> **What the task requires**:
Extend the article below about panic buttons in Marietta public schools, starting after its final sentence.

> **Extract**:
Public Schools Installing ‘Panic Buttons’ Are Definitely A Sign Of The Times

shutterstock_123796153Public schools in Marietta, Georgia have added “panic buttons” as a response to the tragedy at Sandy Hook Elementary and our increasing nation-wide problem with violence in schools. Banks have long been using panic buttons to alert police to potentially dangerous situations in progress. Why not have them in schools?

Panic buttons will immediately place a call to 911 when pushed. “Once that happens, we send everybody we have to that school until we can determine what the exact cause of the threat is,” said Marietta police officer David Baldwin. According to a report by the Associated Press, once the button is pushed the schools go on lock-down with students locked inside their classrooms.

I think that anything that prepares teachers and students to deal with emergency situations is a good thing. As long as teachers and administrators are clearly trained in what constitutes a “panic” situation – I think the buttons are a good idea. If teachers ever face a horrifying situation like the one at Sandy Hook, why not make it as easy as possible for police to respond? Panic buttons are designed to be easily accessible and quick to use. Teachers and administrators won’t have to search for a phone to dial 911. That could save precious minutes in response time.

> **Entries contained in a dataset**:
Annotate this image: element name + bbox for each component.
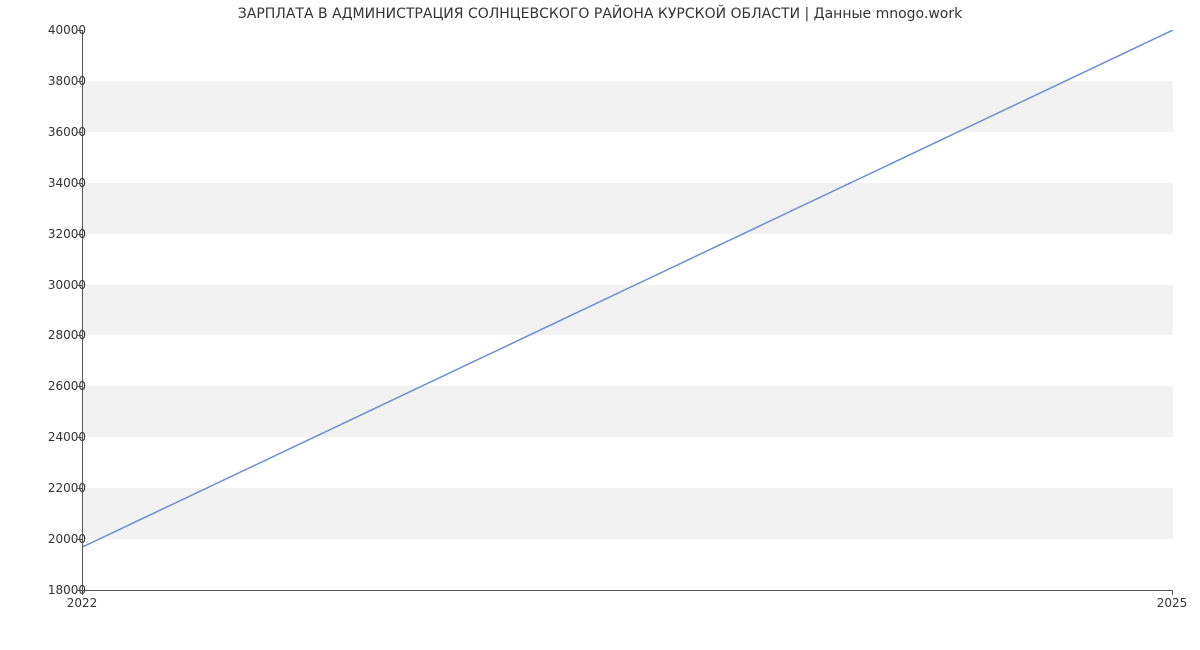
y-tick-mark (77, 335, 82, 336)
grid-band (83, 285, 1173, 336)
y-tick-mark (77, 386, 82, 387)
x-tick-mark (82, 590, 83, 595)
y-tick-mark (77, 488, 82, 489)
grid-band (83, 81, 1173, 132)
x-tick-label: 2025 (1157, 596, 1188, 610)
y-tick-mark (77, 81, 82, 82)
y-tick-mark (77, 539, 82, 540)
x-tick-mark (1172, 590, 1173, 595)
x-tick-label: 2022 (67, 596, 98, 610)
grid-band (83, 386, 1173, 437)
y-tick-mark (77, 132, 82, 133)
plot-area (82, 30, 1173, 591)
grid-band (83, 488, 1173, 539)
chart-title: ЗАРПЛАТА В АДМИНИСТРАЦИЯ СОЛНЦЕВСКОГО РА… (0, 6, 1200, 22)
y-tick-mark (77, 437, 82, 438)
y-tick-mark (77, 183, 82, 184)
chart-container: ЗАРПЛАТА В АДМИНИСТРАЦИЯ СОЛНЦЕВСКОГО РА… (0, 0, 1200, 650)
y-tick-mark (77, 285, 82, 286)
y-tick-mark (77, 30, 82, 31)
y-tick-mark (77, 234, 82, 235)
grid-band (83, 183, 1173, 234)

==

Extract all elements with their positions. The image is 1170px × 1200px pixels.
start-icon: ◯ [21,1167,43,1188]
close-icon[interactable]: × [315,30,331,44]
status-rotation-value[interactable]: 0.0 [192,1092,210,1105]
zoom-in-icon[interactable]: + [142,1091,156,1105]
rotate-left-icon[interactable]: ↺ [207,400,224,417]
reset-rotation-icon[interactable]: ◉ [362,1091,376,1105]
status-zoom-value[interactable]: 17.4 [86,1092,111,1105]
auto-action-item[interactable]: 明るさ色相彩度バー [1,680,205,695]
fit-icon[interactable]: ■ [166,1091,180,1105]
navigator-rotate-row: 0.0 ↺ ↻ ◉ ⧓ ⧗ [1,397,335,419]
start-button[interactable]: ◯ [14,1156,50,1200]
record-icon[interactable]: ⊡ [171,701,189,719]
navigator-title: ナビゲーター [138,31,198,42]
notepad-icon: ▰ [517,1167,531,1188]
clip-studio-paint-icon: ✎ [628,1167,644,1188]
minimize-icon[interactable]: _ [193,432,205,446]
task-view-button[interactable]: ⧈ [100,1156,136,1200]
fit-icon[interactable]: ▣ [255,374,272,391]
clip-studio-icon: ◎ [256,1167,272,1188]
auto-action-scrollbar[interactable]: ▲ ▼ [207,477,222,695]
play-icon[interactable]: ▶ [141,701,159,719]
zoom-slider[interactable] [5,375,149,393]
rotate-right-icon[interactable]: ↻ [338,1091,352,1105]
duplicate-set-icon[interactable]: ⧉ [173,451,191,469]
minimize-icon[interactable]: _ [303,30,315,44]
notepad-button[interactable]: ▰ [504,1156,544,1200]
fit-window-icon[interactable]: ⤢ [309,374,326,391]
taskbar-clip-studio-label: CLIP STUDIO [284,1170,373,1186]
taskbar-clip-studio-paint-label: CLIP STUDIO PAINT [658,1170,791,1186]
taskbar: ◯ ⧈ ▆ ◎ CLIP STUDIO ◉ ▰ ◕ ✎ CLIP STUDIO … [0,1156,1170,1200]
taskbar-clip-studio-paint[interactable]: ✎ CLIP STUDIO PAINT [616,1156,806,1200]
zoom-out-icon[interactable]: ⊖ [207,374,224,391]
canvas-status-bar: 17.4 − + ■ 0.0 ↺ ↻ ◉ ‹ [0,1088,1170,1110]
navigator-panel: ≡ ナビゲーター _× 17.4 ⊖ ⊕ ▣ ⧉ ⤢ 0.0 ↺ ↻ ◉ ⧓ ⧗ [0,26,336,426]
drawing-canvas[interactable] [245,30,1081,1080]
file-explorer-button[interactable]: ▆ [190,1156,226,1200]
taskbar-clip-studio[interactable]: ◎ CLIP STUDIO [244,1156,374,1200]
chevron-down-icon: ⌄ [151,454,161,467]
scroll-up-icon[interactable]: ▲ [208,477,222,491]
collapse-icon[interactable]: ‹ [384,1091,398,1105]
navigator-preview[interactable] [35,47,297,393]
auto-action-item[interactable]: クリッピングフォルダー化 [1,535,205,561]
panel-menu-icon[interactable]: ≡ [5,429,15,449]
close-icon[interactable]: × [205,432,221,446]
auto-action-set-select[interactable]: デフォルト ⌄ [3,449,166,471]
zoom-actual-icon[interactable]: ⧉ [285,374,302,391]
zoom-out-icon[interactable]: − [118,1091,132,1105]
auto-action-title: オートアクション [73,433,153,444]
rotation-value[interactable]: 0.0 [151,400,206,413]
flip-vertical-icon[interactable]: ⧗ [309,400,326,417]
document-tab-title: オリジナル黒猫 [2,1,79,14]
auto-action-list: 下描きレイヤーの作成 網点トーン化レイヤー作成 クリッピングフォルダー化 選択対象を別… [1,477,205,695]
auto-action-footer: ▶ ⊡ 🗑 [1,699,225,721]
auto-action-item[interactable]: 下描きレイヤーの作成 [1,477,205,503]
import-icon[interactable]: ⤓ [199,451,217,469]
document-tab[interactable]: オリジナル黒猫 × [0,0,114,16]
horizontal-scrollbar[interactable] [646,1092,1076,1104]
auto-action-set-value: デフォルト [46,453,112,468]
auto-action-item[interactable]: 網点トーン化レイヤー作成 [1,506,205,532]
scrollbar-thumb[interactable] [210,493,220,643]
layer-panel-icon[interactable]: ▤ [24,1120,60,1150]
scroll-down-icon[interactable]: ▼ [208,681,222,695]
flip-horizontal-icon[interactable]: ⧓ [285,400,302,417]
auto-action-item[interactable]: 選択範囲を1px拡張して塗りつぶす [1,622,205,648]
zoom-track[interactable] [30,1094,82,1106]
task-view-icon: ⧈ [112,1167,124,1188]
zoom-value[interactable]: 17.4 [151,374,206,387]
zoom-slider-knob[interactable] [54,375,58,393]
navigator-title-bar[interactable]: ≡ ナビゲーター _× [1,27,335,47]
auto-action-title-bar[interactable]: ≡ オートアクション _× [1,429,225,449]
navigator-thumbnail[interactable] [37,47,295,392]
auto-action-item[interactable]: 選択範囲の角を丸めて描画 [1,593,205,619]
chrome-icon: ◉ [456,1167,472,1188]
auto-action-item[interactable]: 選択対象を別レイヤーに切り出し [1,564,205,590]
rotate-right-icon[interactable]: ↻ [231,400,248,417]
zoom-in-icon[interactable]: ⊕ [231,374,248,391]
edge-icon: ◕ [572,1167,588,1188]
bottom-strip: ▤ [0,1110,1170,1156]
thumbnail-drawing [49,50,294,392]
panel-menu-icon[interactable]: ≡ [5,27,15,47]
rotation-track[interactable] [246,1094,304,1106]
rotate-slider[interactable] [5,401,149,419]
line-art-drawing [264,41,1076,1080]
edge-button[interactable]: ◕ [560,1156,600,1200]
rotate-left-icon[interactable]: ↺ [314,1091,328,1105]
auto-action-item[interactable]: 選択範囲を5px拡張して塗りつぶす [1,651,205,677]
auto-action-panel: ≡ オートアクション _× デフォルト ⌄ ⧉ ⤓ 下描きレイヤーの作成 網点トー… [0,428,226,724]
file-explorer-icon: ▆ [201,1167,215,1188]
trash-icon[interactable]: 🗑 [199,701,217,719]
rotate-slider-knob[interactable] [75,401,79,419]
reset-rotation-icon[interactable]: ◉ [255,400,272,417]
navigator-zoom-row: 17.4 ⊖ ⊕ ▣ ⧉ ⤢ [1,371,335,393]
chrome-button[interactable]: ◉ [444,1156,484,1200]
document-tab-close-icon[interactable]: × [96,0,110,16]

> **Written answer**:
It would be interesting to know how much this will cost taxpayers. It has to be more cost efficient and sensible than having armed guards in schools, right? At least parents can rest assured that those responding to emergencies are trained police officers – not security guards (and in some cases, custodians) with guns.

I’m sure there are those that will claim that this is just instilling a false sense of security in a situation that can’t possibly be predicted or controlled. They might be right, but with the upward trend in violence on campuses across the country, I can certainly understand the desire to have easy access to responding officers.

(photo: soliman design/

You can reach this post's author, Maria Guido, on twitter.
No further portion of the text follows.